__Goal__:
Gather all lines from the material that contain "source".

Data listing:
------------------------------------

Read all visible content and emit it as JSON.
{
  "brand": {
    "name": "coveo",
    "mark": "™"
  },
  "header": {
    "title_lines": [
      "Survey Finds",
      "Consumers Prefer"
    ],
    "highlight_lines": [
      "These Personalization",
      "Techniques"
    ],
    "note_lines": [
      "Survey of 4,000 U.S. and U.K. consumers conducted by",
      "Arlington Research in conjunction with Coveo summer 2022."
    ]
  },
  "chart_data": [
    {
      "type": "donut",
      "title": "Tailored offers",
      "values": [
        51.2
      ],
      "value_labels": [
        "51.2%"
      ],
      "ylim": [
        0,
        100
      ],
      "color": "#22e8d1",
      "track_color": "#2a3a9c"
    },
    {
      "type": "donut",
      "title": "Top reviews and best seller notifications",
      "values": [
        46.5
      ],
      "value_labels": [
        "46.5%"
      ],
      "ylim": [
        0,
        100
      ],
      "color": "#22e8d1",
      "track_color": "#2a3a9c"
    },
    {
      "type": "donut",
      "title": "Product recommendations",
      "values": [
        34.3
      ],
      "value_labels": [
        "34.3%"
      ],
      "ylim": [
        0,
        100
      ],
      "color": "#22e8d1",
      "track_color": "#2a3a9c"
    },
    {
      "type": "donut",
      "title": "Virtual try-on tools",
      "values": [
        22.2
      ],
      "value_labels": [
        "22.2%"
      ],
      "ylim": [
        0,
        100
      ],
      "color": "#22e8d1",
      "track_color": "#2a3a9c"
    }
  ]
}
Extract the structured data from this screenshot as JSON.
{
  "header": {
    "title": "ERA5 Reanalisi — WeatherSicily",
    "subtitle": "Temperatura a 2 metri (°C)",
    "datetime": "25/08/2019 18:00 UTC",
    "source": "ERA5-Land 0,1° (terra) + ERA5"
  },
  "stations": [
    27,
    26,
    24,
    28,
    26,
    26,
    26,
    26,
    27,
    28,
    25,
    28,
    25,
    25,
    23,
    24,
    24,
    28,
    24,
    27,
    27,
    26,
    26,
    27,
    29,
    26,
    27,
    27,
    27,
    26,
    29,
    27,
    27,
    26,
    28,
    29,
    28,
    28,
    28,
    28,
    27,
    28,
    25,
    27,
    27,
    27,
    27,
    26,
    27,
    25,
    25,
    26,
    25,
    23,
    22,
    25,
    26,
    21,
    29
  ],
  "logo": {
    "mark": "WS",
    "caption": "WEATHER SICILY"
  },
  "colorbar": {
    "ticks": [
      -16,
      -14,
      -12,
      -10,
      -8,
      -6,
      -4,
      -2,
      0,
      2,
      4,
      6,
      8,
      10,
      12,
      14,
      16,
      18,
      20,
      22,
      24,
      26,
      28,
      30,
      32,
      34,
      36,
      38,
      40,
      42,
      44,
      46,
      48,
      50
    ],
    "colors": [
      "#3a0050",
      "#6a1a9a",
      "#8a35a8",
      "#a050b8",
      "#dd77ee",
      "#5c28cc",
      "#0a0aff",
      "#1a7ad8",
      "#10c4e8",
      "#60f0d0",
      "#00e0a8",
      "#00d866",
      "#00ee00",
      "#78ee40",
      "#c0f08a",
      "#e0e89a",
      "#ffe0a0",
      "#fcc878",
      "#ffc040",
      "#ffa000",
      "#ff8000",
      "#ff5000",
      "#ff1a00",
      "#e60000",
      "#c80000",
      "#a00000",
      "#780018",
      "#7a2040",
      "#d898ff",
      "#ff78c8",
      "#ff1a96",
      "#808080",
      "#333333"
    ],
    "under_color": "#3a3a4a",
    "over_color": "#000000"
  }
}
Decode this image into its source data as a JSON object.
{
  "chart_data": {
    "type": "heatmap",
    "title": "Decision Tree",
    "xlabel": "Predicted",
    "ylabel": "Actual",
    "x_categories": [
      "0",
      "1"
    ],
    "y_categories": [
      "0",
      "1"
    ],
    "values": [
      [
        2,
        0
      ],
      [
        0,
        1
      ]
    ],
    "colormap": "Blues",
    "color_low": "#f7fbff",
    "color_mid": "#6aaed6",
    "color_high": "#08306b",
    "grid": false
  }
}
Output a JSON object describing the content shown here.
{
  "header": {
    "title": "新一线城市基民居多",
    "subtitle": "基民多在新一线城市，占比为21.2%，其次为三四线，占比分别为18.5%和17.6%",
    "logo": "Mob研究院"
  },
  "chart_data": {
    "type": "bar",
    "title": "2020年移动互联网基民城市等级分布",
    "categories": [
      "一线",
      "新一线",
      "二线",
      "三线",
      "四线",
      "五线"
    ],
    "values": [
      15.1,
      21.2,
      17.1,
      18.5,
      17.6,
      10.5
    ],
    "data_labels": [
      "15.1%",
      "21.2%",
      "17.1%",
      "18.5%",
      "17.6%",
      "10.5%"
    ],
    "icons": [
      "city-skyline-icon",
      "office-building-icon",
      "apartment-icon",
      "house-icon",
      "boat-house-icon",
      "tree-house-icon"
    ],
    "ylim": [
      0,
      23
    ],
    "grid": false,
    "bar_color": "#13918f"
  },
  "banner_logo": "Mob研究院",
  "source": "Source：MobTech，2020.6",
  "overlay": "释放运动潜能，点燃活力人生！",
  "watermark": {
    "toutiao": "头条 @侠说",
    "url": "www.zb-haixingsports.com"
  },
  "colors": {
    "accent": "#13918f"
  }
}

------------------------------------

__Result of the exercise__:
    "source": "ERA5-Land 0,1° (terra) + ERA5"
Decode this image into its source data as a JSON object.
  "source": "Source：MobTech，2020.6",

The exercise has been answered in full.